+++ MATERIAL SUPPLIED
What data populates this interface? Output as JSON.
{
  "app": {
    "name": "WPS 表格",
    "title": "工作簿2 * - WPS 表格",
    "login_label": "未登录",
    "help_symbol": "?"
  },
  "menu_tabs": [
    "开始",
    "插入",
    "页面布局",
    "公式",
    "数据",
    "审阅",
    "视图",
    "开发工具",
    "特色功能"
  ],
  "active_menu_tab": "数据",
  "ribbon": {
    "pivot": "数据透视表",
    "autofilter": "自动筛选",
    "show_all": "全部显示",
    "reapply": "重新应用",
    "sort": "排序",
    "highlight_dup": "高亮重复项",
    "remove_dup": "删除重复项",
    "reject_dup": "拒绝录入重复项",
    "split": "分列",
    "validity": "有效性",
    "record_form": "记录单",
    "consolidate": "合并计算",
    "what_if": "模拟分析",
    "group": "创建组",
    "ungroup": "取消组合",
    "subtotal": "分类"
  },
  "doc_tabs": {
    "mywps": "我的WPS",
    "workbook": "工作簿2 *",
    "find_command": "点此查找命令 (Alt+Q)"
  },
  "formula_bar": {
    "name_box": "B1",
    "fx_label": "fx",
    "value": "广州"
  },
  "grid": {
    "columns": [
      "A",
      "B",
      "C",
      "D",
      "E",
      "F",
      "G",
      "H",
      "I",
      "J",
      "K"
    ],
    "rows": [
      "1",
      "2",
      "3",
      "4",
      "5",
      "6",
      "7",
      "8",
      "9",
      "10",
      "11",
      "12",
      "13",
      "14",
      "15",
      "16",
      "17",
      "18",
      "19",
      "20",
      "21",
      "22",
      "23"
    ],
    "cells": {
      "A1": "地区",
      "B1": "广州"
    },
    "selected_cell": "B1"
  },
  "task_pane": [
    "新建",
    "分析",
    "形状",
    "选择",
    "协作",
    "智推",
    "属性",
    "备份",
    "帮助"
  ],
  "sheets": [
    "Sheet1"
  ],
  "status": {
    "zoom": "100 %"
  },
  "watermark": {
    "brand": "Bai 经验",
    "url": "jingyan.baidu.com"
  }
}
++++++
+++ MATERIAL SUPPLIED
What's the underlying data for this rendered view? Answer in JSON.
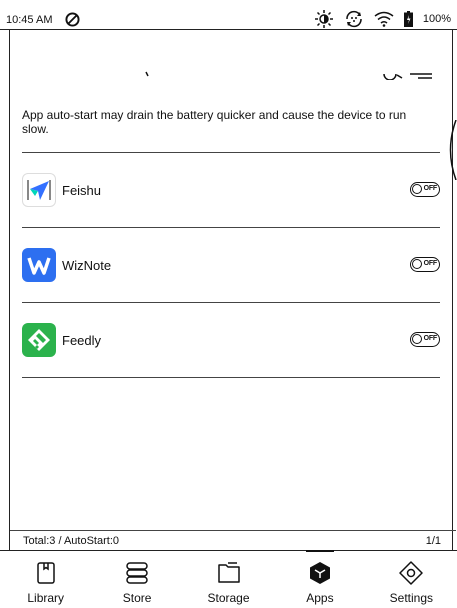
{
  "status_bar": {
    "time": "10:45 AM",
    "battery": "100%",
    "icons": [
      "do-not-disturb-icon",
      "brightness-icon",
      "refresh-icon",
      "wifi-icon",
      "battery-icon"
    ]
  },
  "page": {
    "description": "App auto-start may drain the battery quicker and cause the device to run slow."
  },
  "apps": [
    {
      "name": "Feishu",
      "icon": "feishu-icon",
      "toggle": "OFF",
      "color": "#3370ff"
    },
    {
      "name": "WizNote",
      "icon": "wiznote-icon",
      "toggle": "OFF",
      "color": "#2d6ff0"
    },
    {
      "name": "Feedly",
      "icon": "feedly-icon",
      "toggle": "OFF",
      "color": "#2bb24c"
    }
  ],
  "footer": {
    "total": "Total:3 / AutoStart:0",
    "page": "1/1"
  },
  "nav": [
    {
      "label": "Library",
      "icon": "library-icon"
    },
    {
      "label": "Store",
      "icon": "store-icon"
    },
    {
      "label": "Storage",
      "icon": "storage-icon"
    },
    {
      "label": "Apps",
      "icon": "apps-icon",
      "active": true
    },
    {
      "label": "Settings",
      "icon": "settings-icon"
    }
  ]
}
++++++
+++ MATERIAL SUPPLIED
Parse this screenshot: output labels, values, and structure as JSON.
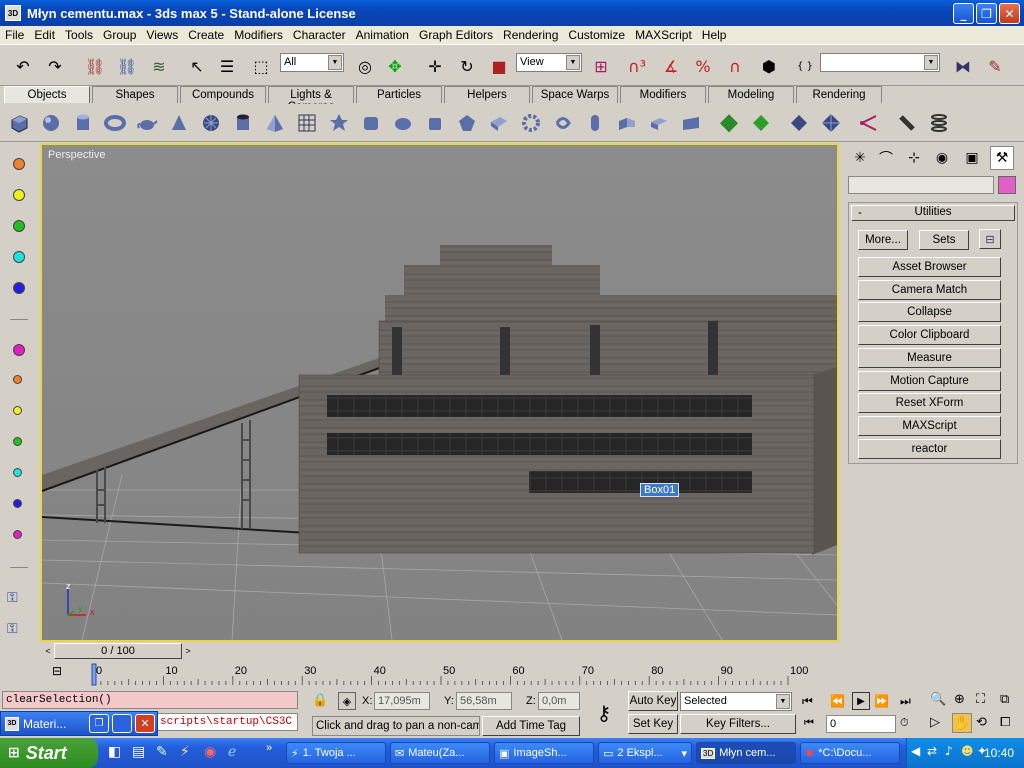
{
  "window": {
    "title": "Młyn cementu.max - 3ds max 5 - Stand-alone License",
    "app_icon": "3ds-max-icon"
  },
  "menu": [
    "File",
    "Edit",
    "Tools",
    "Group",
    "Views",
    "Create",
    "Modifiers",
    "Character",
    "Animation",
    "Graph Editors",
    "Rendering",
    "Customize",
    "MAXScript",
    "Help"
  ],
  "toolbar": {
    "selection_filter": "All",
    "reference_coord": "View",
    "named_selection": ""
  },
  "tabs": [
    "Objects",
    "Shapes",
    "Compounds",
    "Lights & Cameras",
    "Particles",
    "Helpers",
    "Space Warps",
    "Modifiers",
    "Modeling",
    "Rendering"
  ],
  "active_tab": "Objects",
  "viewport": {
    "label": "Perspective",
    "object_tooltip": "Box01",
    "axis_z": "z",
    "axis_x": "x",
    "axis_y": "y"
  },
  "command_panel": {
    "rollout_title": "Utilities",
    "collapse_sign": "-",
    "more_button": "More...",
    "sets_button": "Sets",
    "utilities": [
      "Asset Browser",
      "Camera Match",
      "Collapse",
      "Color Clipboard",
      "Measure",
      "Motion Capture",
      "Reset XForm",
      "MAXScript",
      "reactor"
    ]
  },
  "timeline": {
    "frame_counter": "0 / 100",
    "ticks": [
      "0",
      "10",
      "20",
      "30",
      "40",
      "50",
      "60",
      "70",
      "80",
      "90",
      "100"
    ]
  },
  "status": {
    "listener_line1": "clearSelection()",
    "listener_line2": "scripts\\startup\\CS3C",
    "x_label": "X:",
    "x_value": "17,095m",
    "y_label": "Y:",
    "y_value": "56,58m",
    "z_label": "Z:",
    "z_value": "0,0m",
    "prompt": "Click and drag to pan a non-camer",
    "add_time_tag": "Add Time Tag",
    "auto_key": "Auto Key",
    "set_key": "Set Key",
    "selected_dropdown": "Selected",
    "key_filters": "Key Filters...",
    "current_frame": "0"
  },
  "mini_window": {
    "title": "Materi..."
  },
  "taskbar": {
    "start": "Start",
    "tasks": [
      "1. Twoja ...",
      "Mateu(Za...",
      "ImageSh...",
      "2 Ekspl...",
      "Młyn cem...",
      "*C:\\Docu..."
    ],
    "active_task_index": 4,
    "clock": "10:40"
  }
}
++++++
Write down every line of the data above that includes the string "Młyn".

    "title": "Młyn cementu.max - 3ds max 5 - Stand-alone License",
      "Młyn cem...",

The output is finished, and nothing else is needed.